- [Task goal]
Write out all the data again, exactly as it stands.
Start of Data lines
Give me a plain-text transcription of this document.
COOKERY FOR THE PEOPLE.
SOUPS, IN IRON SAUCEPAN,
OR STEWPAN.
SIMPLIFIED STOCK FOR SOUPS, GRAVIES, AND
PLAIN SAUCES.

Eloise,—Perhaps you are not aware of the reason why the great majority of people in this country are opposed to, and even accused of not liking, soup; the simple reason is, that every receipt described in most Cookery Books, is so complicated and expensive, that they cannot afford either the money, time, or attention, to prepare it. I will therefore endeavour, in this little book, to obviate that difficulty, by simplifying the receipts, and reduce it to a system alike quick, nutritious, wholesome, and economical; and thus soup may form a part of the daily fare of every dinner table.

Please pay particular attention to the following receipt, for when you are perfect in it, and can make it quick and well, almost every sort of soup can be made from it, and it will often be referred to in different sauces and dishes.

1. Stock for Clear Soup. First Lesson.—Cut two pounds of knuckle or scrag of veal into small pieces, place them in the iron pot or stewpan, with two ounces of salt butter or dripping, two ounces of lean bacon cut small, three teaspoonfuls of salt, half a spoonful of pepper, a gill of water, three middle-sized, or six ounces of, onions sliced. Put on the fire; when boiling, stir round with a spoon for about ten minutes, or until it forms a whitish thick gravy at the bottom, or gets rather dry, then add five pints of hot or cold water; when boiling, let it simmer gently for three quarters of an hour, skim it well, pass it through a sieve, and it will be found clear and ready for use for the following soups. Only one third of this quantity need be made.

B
End of Data lines
- [Exercise result]
Give me a plain-text transcription of this document.
COOKERY FOR THE PEOPLE.
SOUPS, IN IRON SAUCEPAN,
OR STEWPAN.
SIMPLIFIED STOCK FOR SOUPS, GRAVIES, AND
PLAIN SAUCES.

Eloise,—Perhaps you are not aware of the reason why the great majority of people in this country are opposed to, and even accused of not liking, soup; the simple reason is, that every receipt described in most Cookery Books, is so complicated and expensive, that they cannot afford either the money, time, or attention, to prepare it. I will therefore endeavour, in this little book, to obviate that difficulty, by simplifying the receipts, and reduce it to a system alike quick, nutritious, wholesome, and economical; and thus soup may form a part of the daily fare of every dinner table.

Please pay particular attention to the following receipt, for when you are perfect in it, and can make it quick and well, almost every sort of soup can be made from it, and it will often be referred to in different sauces and dishes.

1. Stock for Clear Soup. First Lesson.—Cut two pounds of knuckle or scrag of veal into small pieces, place them in the iron pot or stewpan, with two ounces of salt butter or dripping, two ounces of lean bacon cut small, three teaspoonfuls of salt, half a spoonful of pepper, a gill of water, three middle-sized, or six ounces of, onions sliced. Put on the fire; when boiling, stir round with a spoon for about ten minutes, or until it forms a whitish thick gravy at the bottom, or gets rather dry, then add five pints of hot or cold water; when boiling, let it simmer gently for three quarters of an hour, skim it well, pass it through a sieve, and it will be found clear and ready for use for the following soups. Only one third of this quantity need be made.

B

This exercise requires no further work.